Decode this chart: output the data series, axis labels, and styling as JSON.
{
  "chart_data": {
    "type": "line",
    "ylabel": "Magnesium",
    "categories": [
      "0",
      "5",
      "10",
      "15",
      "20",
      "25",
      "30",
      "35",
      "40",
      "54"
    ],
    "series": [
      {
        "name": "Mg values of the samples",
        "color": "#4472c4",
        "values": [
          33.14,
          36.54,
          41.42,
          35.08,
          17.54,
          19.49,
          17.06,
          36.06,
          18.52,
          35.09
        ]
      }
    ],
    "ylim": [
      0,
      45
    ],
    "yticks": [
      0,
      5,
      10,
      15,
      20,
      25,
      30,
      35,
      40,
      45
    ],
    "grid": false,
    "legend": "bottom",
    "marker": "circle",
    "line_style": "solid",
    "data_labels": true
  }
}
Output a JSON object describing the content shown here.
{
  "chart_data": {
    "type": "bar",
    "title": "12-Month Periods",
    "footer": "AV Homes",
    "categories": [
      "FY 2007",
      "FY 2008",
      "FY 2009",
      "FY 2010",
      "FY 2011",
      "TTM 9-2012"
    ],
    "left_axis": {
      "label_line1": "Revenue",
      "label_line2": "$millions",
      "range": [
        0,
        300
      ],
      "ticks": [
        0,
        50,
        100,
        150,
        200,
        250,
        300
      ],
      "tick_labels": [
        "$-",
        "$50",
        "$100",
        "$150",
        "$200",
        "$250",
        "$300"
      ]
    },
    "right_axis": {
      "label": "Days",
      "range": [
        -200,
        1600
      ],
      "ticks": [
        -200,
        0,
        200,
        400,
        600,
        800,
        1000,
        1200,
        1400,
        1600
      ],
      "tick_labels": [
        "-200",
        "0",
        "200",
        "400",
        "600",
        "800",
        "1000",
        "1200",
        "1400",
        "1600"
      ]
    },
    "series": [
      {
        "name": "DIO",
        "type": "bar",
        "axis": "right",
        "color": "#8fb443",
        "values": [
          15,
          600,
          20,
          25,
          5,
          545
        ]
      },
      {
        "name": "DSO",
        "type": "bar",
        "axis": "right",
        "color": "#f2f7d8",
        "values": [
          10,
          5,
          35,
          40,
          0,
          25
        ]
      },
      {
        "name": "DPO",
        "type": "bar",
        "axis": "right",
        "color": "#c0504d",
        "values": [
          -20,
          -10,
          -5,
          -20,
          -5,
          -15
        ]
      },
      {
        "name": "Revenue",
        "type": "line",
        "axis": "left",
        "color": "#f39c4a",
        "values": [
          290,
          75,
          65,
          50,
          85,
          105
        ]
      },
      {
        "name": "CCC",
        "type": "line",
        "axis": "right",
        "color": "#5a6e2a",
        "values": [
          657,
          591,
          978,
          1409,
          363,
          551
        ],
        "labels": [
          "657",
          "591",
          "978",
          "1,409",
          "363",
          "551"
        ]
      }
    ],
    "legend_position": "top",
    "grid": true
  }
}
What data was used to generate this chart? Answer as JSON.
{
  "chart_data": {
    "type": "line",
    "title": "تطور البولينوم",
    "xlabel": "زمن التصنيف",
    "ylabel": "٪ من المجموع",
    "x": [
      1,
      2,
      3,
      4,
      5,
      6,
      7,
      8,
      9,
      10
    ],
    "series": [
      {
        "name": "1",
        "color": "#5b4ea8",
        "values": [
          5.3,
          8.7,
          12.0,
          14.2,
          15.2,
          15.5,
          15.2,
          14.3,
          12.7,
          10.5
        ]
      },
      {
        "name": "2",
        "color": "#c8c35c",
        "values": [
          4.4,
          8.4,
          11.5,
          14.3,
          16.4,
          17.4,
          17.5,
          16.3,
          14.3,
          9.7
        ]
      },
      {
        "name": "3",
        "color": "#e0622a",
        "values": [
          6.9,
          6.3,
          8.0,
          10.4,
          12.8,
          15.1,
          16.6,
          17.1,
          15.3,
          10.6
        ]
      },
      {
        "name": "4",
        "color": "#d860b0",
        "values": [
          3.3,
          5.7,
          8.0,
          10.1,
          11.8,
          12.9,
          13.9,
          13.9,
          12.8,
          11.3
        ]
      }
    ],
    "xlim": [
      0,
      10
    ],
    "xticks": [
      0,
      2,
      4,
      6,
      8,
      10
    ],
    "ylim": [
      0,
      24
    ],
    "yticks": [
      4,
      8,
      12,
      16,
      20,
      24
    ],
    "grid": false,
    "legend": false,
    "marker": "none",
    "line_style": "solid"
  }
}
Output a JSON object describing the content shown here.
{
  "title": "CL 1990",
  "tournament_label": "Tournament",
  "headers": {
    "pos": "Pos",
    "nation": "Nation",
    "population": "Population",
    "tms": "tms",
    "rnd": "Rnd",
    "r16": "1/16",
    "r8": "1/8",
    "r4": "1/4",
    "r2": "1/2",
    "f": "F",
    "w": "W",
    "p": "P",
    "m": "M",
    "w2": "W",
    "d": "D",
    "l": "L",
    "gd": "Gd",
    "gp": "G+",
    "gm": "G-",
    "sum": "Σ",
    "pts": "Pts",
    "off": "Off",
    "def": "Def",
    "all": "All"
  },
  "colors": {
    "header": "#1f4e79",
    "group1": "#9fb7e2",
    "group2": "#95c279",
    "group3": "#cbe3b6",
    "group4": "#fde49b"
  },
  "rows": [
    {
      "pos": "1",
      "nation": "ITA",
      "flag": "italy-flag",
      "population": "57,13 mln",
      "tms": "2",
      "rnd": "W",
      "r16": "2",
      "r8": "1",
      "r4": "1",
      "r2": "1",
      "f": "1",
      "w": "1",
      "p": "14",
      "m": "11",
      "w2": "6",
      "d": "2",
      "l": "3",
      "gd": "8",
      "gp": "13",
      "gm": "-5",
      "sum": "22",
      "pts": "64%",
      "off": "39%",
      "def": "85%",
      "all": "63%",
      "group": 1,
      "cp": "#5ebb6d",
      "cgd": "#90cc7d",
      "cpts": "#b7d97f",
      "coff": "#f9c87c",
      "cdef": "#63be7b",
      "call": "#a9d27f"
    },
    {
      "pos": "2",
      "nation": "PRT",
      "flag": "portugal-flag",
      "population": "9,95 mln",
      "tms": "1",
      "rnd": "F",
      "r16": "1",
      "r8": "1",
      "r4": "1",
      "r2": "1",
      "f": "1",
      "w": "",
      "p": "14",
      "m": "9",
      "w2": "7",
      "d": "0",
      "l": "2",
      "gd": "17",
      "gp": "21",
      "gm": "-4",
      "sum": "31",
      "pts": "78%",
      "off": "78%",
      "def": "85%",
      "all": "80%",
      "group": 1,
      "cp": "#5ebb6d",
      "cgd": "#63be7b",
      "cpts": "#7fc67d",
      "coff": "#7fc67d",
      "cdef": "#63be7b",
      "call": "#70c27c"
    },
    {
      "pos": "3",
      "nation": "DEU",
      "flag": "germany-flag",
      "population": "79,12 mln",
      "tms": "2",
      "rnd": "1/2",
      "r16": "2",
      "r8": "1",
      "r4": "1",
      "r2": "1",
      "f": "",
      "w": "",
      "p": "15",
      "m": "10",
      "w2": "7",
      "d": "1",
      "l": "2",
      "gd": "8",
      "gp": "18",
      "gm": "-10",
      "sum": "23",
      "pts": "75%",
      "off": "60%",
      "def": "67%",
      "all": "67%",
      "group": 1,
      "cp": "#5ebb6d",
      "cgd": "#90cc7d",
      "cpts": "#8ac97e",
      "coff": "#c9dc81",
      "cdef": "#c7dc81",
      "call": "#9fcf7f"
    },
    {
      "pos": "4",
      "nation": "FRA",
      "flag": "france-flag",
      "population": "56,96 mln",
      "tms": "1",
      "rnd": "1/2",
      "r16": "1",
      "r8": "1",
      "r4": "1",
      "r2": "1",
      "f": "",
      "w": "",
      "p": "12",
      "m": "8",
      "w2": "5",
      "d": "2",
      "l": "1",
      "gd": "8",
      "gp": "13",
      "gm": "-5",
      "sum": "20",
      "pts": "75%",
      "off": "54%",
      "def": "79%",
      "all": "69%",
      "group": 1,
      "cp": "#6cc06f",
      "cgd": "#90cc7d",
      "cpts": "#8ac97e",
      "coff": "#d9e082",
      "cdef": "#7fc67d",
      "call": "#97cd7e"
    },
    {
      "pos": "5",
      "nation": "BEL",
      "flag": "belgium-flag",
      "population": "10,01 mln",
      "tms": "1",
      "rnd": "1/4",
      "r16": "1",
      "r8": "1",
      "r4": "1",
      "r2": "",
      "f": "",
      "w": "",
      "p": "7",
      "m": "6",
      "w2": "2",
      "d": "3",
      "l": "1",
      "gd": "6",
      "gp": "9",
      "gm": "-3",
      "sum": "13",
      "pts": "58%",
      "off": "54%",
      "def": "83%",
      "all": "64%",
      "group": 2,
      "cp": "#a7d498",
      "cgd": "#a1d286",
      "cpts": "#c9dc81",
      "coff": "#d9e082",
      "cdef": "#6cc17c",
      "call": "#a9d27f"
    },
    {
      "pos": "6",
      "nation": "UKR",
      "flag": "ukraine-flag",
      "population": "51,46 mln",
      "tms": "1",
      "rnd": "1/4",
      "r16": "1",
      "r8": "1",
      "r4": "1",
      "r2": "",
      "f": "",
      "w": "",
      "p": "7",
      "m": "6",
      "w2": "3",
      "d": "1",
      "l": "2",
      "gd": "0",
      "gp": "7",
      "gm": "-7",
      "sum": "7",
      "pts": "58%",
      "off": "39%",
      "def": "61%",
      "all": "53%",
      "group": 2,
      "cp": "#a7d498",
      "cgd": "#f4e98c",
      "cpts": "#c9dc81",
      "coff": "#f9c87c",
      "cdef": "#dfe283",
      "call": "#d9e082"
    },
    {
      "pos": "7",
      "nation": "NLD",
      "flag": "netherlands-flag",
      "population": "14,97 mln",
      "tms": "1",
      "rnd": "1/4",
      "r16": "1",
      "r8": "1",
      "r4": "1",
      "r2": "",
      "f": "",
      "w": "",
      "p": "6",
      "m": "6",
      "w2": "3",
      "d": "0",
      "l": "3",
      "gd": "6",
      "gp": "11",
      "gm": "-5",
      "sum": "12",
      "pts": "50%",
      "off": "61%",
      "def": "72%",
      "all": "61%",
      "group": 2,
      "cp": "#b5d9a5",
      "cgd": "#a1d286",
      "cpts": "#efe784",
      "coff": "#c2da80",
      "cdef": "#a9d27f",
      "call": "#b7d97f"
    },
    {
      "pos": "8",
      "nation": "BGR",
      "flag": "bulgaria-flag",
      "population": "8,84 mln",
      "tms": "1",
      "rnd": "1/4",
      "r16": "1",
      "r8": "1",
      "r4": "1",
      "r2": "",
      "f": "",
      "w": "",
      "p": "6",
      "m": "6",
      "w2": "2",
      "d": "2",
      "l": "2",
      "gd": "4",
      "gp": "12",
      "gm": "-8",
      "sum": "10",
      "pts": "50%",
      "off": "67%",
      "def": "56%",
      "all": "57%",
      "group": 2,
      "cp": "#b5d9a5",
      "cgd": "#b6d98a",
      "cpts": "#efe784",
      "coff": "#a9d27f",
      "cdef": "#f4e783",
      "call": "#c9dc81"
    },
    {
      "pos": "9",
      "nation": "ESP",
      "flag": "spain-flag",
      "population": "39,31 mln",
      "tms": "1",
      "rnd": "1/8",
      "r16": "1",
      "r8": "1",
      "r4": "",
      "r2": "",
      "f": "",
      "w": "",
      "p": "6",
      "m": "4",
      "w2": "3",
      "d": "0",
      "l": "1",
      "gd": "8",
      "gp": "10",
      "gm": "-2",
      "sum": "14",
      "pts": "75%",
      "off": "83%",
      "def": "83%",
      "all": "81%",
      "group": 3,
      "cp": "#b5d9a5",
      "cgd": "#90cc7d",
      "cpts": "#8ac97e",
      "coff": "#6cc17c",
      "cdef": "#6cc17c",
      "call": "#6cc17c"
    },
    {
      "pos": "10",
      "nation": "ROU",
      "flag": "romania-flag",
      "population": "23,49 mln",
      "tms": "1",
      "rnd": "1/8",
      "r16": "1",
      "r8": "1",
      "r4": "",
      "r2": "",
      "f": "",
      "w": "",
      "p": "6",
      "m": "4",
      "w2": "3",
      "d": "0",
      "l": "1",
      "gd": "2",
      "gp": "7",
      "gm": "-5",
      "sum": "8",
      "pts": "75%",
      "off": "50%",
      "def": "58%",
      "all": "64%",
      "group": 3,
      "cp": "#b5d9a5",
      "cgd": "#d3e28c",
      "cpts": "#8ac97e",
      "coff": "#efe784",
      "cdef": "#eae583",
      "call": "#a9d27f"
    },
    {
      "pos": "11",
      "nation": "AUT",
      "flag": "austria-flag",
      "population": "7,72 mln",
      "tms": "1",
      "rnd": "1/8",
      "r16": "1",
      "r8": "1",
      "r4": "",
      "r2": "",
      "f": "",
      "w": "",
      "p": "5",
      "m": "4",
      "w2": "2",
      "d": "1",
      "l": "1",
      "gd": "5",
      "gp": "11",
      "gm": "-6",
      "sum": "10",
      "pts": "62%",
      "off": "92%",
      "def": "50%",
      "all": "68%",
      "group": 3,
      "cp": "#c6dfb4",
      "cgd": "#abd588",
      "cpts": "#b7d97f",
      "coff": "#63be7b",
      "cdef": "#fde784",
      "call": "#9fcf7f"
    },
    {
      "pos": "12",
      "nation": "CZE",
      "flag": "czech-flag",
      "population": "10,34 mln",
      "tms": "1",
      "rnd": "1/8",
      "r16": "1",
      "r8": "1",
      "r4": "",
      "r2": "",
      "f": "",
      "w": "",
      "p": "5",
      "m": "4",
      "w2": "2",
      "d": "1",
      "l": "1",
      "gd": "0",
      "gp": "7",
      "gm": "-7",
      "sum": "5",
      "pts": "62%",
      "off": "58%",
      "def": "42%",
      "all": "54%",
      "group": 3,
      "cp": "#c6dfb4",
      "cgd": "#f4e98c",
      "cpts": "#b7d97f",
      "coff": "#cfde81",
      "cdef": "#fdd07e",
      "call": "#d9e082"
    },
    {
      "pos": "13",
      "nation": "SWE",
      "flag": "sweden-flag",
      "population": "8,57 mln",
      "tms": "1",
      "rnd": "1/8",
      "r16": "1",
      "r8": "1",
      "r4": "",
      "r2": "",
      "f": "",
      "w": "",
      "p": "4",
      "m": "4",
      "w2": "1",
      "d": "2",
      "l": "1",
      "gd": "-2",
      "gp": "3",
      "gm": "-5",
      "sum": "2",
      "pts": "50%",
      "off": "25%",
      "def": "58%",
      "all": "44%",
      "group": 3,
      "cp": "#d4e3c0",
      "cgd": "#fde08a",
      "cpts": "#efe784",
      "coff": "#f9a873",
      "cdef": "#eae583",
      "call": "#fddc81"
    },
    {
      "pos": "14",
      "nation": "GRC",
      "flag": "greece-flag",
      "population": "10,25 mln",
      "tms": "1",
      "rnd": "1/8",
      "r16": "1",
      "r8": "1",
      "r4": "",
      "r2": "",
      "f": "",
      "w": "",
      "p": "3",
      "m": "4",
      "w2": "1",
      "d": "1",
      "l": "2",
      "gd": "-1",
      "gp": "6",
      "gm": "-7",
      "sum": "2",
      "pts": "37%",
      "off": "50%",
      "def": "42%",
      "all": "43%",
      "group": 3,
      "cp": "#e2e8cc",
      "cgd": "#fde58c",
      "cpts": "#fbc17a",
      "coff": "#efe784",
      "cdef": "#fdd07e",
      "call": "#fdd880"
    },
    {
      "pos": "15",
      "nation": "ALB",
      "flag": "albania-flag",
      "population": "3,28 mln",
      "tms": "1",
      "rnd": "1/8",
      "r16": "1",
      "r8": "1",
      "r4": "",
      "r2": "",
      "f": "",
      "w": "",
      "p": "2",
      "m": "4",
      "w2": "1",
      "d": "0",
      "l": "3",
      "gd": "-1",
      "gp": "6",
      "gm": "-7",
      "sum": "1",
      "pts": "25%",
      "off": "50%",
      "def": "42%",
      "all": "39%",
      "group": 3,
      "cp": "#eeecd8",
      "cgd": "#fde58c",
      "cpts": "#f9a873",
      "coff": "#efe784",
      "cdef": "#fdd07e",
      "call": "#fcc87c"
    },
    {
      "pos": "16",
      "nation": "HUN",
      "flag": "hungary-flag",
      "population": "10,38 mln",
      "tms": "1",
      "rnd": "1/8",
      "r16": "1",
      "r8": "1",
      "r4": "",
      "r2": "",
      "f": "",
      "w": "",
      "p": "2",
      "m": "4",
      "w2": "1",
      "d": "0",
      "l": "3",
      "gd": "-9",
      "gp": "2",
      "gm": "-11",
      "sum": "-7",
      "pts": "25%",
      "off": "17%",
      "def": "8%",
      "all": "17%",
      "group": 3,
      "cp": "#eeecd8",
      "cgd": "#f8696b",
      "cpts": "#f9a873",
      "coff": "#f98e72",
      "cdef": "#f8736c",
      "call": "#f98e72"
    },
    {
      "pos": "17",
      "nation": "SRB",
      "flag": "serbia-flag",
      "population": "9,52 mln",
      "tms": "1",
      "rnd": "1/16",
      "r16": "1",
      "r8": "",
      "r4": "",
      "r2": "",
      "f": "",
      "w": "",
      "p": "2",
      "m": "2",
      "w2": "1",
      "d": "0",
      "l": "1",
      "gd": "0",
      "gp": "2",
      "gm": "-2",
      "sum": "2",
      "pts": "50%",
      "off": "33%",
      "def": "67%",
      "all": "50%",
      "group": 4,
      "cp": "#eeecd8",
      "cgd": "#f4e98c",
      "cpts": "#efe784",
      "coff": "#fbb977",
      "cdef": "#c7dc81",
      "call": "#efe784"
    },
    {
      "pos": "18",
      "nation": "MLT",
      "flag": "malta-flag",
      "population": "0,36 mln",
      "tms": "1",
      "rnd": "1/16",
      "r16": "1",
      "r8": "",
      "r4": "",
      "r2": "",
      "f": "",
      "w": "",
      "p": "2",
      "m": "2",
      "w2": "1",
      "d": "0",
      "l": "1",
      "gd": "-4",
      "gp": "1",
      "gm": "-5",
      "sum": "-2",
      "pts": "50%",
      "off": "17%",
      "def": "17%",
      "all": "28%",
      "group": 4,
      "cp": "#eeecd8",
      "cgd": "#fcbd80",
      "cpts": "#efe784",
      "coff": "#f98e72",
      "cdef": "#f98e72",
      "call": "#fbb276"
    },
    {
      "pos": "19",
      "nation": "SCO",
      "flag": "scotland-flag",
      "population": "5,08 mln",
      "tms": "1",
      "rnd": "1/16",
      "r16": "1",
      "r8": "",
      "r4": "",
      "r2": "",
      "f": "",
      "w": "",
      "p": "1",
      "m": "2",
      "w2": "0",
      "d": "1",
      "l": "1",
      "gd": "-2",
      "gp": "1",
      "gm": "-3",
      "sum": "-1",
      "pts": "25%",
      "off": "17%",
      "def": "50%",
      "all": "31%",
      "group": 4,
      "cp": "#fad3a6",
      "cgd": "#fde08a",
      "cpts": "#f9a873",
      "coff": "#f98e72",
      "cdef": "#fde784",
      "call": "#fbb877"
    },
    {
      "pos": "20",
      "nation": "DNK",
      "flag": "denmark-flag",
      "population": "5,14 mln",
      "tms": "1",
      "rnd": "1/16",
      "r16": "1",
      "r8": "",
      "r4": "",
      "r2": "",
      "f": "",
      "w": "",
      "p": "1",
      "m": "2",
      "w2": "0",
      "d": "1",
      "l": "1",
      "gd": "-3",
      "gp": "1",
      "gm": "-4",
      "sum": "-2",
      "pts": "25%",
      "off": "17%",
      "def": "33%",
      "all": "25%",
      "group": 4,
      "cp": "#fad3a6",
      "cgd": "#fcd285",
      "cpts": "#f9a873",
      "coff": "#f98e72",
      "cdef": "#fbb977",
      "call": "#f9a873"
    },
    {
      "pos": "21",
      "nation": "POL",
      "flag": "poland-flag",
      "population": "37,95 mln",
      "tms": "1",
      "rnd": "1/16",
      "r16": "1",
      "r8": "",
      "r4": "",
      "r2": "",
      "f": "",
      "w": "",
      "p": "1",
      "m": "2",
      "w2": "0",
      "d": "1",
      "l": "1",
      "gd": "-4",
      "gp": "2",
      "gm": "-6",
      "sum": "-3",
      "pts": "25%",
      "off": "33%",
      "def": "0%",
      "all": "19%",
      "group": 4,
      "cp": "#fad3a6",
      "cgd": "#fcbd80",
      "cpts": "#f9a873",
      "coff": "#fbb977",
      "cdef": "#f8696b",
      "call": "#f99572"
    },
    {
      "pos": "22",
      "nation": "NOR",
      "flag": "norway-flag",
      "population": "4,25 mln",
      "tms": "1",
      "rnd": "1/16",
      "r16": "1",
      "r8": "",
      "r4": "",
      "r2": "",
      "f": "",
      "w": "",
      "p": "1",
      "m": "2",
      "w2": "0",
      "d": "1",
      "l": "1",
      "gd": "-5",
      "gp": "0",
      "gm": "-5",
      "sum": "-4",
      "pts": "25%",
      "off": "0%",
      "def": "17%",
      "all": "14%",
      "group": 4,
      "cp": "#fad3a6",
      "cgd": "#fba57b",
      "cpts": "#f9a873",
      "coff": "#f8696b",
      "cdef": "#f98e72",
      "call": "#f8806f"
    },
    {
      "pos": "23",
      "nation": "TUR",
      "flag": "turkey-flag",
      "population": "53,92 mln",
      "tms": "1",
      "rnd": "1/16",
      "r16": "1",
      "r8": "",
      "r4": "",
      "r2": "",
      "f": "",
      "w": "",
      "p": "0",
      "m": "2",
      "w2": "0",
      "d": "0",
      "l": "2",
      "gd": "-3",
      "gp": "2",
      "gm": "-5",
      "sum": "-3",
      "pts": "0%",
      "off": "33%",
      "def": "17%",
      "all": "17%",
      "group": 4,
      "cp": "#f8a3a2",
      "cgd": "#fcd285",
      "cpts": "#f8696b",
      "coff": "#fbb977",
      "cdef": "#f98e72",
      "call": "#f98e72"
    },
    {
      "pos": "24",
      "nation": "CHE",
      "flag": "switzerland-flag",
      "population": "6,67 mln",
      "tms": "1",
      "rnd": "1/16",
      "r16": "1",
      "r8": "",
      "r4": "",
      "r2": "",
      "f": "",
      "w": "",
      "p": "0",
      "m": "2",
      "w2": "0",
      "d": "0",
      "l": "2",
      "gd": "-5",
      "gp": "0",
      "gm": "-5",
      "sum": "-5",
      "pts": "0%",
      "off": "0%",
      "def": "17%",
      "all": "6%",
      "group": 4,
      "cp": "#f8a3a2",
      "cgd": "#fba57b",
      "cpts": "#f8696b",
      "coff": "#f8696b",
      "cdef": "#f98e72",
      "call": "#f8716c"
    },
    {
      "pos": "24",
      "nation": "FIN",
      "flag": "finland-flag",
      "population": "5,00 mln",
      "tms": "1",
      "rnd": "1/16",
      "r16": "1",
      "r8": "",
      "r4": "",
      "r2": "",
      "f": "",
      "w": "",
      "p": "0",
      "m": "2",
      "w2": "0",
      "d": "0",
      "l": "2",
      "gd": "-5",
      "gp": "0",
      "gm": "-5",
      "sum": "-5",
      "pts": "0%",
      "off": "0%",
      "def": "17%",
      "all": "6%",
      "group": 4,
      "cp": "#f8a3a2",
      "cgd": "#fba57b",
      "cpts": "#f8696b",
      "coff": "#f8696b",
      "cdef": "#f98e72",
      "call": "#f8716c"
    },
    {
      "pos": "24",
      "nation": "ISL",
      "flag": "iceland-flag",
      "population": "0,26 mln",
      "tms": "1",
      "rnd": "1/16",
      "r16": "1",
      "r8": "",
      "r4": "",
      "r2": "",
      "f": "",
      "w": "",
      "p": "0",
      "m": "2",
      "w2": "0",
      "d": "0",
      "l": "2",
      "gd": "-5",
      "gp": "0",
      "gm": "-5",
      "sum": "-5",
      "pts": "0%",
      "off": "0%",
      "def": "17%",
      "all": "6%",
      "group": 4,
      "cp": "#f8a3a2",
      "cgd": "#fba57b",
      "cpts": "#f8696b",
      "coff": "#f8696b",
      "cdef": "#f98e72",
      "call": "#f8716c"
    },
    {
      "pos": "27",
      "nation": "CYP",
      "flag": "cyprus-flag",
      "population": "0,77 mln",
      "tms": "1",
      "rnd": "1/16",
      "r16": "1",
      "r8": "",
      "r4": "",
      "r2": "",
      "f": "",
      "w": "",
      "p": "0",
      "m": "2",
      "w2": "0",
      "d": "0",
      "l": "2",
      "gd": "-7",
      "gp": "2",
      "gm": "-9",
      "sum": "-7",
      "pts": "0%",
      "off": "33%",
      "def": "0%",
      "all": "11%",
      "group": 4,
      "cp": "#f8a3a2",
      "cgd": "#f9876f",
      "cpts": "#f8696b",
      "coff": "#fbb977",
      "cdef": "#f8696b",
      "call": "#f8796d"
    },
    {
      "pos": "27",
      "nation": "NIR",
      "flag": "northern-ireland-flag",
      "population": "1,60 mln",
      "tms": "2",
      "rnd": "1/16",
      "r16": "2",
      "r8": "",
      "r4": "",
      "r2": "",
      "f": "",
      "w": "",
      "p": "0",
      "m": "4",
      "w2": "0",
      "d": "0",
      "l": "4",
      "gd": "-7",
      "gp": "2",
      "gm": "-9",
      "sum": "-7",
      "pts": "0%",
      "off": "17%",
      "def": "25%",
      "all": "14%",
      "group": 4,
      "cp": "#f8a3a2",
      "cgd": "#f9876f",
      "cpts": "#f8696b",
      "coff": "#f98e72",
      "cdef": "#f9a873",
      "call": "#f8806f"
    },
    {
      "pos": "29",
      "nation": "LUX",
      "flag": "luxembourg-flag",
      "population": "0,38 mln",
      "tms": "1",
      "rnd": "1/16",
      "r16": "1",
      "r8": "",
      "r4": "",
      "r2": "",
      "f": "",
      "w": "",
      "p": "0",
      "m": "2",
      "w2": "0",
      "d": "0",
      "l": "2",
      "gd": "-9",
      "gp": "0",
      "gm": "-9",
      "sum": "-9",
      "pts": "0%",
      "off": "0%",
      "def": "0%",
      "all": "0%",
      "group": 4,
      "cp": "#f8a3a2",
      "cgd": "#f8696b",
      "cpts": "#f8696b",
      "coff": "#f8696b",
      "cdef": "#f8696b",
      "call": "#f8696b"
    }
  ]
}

----------------

** Objective **
Read through the entries and copy every line that includes "ylabel".

** Full solution **
    "ylabel": "Magnesium",
    "ylabel": "٪ من المجموع",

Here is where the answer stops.